Goal:
Copy out every line of the material below character for character, omitting the pictures.

Element-and-box listings
-- -- --

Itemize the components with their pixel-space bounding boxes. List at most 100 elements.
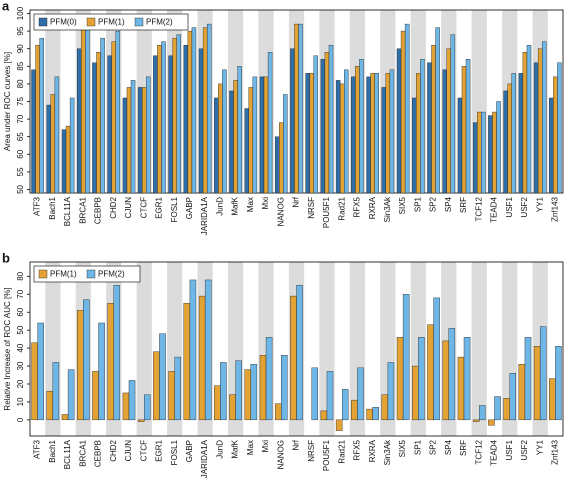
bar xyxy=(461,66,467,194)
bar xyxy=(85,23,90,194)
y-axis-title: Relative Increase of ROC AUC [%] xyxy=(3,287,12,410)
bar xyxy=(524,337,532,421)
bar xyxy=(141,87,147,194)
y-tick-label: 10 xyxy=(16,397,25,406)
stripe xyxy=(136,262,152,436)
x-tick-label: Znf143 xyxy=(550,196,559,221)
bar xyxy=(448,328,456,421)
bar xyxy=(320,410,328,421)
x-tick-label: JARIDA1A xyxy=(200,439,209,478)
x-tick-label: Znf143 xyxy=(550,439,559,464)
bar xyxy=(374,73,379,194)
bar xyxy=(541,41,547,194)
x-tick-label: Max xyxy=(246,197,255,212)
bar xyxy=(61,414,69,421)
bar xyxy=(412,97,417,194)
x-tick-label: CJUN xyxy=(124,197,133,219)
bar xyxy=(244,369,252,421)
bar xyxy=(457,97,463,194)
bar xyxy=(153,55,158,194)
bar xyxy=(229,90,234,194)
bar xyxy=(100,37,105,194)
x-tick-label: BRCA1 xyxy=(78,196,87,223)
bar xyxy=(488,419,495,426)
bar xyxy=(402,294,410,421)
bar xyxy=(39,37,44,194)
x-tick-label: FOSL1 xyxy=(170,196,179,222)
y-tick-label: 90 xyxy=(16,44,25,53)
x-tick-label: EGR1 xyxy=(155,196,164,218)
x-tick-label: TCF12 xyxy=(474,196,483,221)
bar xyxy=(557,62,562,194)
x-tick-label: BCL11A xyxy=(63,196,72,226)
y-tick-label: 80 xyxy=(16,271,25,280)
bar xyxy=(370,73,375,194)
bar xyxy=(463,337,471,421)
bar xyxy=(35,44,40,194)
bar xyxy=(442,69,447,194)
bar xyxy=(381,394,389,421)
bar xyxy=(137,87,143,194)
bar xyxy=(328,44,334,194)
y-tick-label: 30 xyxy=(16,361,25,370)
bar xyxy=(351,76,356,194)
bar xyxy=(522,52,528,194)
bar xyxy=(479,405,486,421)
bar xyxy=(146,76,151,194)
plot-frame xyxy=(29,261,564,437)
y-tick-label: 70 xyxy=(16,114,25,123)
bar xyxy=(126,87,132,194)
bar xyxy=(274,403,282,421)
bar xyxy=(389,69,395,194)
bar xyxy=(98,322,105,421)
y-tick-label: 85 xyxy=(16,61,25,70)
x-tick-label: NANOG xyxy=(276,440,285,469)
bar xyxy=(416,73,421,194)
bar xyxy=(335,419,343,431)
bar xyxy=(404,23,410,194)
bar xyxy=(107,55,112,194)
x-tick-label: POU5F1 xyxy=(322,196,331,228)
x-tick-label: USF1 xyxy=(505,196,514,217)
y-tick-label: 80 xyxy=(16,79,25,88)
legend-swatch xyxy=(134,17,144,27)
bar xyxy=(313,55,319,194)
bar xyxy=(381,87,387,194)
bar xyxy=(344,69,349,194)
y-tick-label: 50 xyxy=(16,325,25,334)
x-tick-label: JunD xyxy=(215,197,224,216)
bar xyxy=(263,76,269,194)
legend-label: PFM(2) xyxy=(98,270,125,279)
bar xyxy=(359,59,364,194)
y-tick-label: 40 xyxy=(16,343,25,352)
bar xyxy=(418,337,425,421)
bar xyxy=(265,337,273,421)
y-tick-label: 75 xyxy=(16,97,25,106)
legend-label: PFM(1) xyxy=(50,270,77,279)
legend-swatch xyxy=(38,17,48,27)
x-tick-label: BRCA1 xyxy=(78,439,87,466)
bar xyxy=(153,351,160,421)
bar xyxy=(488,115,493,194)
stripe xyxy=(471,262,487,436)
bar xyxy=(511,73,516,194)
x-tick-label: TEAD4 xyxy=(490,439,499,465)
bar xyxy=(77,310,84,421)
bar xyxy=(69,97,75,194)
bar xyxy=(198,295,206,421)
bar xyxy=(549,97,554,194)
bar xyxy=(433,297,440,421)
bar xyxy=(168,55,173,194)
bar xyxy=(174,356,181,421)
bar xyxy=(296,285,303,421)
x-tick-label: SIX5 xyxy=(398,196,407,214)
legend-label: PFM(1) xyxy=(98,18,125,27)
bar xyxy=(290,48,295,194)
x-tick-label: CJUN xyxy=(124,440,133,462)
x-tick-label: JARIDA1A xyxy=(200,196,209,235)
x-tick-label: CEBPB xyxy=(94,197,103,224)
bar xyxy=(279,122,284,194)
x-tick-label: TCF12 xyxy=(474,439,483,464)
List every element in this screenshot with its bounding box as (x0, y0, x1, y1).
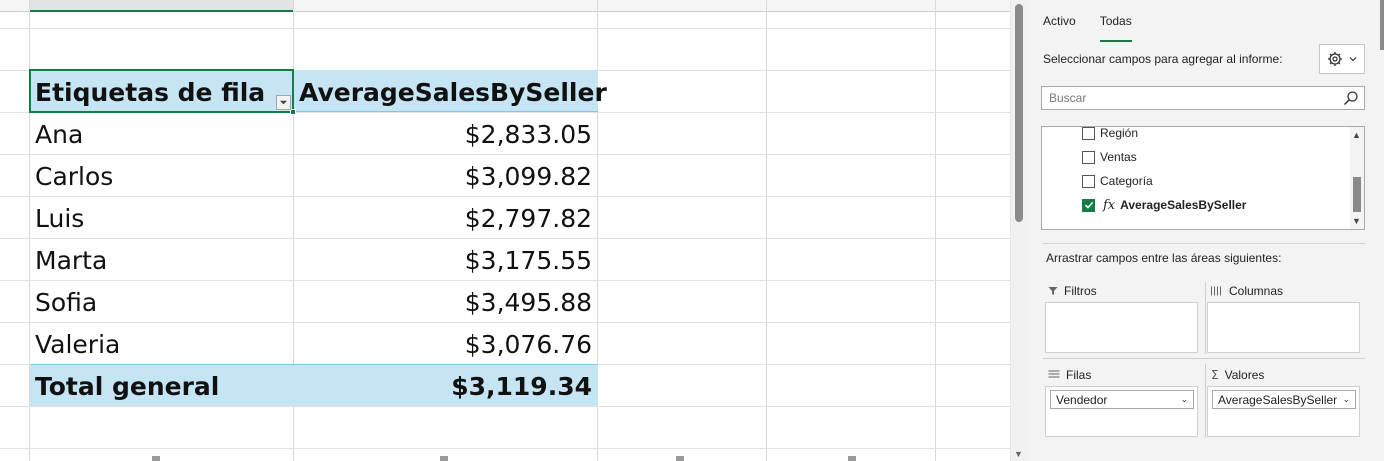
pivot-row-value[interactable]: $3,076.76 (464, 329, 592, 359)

-- -- --

Finished answer:
Itemize the components with their pixel-space bounding boxes. List at most 100 elements.
bar xyxy=(461,66,467,194)
bar xyxy=(85,23,90,194)
y-axis-title: Relative Increase of ROC AUC [%] xyxy=(3,287,12,410)
bar xyxy=(524,337,532,421)
bar xyxy=(141,87,147,194)
y-tick-label: 10 xyxy=(16,397,25,406)
stripe xyxy=(136,262,152,436)
x-tick-label: Znf143 xyxy=(550,196,559,221)
bar xyxy=(448,328,456,421)
bar xyxy=(320,410,328,421)
x-tick-label: JARIDA1A xyxy=(200,439,209,478)
x-tick-label: Znf143 xyxy=(550,439,559,464)
bar xyxy=(374,73,379,194)
bar xyxy=(541,41,547,194)
x-tick-label: Max xyxy=(246,197,255,212)
bar xyxy=(61,414,69,421)
bar xyxy=(412,97,417,194)
x-tick-label: CJUN xyxy=(124,197,133,219)
bar xyxy=(244,369,252,421)
bar xyxy=(457,97,463,194)
bar xyxy=(153,55,158,194)
bar xyxy=(229,90,234,194)
bar xyxy=(100,37,105,194)
x-tick-label: BRCA1 xyxy=(78,196,87,223)
bar xyxy=(488,419,495,426)
bar xyxy=(402,294,410,421)
bar xyxy=(39,37,44,194)
x-tick-label: FOSL1 xyxy=(170,196,179,222)
y-tick-label: 90 xyxy=(16,44,25,53)
x-tick-label: EGR1 xyxy=(155,196,164,218)
x-tick-label: TCF12 xyxy=(474,196,483,221)
bar xyxy=(557,62,562,194)
x-tick-label: BCL11A xyxy=(63,196,72,226)
y-tick-label: 80 xyxy=(16,271,25,280)
bar xyxy=(370,73,375,194)
bar xyxy=(463,337,471,421)
bar xyxy=(35,44,40,194)
bar xyxy=(442,69,447,194)
bar xyxy=(381,394,389,421)
bar xyxy=(137,87,143,194)
bar xyxy=(328,44,334,194)
y-tick-label: 30 xyxy=(16,361,25,370)
bar xyxy=(351,76,356,194)
bar xyxy=(522,52,528,194)
bar xyxy=(479,405,486,421)
bar xyxy=(146,76,151,194)
plot-frame xyxy=(29,261,564,437)
y-tick-label: 70 xyxy=(16,114,25,123)
bar xyxy=(126,87,132,194)
bar xyxy=(274,403,282,421)
bar xyxy=(389,69,395,194)
bar xyxy=(98,322,105,421)
y-tick-label: 85 xyxy=(16,61,25,70)
x-tick-label: NANOG xyxy=(276,440,285,469)
bar xyxy=(416,73,421,194)
bar xyxy=(335,419,343,431)
bar xyxy=(404,23,410,194)
bar xyxy=(107,55,112,194)
x-tick-label: POU5F1 xyxy=(322,196,331,228)
x-tick-label: USF1 xyxy=(505,196,514,217)
y-tick-label: 80 xyxy=(16,79,25,88)
legend-swatch xyxy=(134,17,144,27)
bar xyxy=(313,55,319,194)
bar xyxy=(381,87,387,194)
bar xyxy=(344,69,349,194)
y-tick-label: 50 xyxy=(16,325,25,334)
x-tick-label: JunD xyxy=(215,197,224,216)
bar xyxy=(263,76,269,194)
legend-label: PFM(2) xyxy=(98,270,125,279)
bar xyxy=(359,59,364,194)
y-tick-label: 40 xyxy=(16,343,25,352)
bar xyxy=(418,337,425,421)
bar xyxy=(265,337,273,421)
y-tick-label: 75 xyxy=(16,97,25,106)
legend-label: PFM(1) xyxy=(50,270,77,279)
legend-swatch xyxy=(38,17,48,27)
x-tick-label: BRCA1 xyxy=(78,439,87,466)
bar xyxy=(153,351,160,421)
bar xyxy=(488,115,493,194)
stripe xyxy=(471,262,487,436)
bar xyxy=(511,73,516,194)
x-tick-label: TEAD4 xyxy=(490,439,499,465)
bar xyxy=(77,310,84,421)
bar xyxy=(69,97,75,194)
bar xyxy=(198,295,206,421)
bar xyxy=(549,97,554,194)
bar xyxy=(433,297,440,421)
bar xyxy=(168,55,173,194)
bar xyxy=(174,356,181,421)
bar xyxy=(296,285,303,421)
x-tick-label: SIX5 xyxy=(398,196,407,214)
legend-label: PFM(1) xyxy=(98,18,125,27)
bar xyxy=(290,48,295,194)
x-tick-label: CJUN xyxy=(124,440,133,462)
x-tick-label: JARIDA1A xyxy=(200,196,209,235)
x-tick-label: CEBPB xyxy=(94,197,103,224)
bar xyxy=(279,122,284,194)
x-tick-label: TCF12 xyxy=(474,439,483,464)
List every element in this screenshot with its bounding box as (x0, y0, x1, y1).
pivot-row-value[interactable]: $3,076.76 (464, 329, 592, 359)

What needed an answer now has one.